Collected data
------------------------------------------------------------

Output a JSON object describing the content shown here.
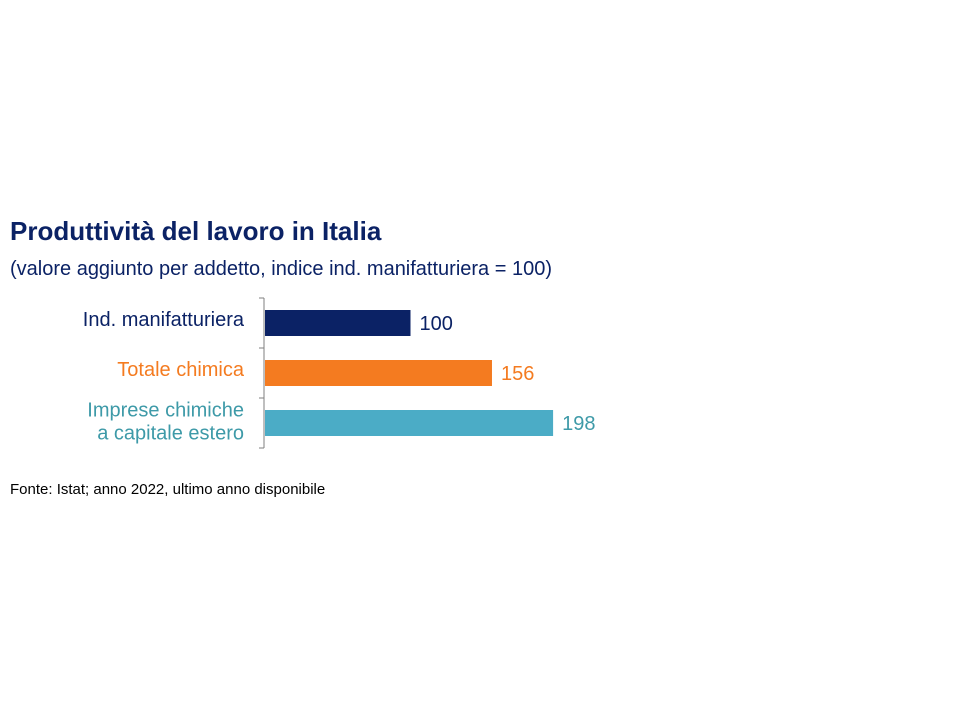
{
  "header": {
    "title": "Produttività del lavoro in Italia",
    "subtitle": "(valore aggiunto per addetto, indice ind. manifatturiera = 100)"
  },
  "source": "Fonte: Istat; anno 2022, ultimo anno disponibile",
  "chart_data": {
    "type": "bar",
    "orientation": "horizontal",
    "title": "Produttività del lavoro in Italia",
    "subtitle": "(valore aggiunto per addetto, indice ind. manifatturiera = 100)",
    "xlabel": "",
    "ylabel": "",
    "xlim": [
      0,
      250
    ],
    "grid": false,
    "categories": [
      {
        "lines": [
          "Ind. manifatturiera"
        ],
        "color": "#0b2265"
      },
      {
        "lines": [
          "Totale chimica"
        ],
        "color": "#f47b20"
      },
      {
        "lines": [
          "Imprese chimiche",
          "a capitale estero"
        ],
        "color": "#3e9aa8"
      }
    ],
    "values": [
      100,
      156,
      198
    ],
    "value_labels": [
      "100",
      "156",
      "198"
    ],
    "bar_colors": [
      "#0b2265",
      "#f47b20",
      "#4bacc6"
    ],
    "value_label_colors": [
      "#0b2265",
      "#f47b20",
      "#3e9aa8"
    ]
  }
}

------------------------------------------------------------

◆ **WHAT THE TASK ASKS**
Repeat each entry exactly as it appears; skip any picture.

◆ **EXPECTED OUTPUT**
Output a JSON object describing the content shown here.
{
  "header": {
    "title": "Produttività del lavoro in Italia",
    "subtitle": "(valore aggiunto per addetto, indice ind. manifatturiera = 100)"
  },
  "source": "Fonte: Istat; anno 2022, ultimo anno disponibile",
  "chart_data": {
    "type": "bar",
    "orientation": "horizontal",
    "title": "Produttività del lavoro in Italia",
    "subtitle": "(valore aggiunto per addetto, indice ind. manifatturiera = 100)",
    "xlabel": "",
    "ylabel": "",
    "xlim": [
      0,
      250
    ],
    "grid": false,
    "categories": [
      {
        "lines": [
          "Ind. manifatturiera"
        ],
        "color": "#0b2265"
      },
      {
        "lines": [
          "Totale chimica"
        ],
        "color": "#f47b20"
      },
      {
        "lines": [
          "Imprese chimiche",
          "a capitale estero"
        ],
        "color": "#3e9aa8"
      }
    ],
    "values": [
      100,
      156,
      198
    ],
    "value_labels": [
      "100",
      "156",
      "198"
    ],
    "bar_colors": [
      "#0b2265",
      "#f47b20",
      "#4bacc6"
    ],
    "value_label_colors": [
      "#0b2265",
      "#f47b20",
      "#3e9aa8"
    ]
  }
}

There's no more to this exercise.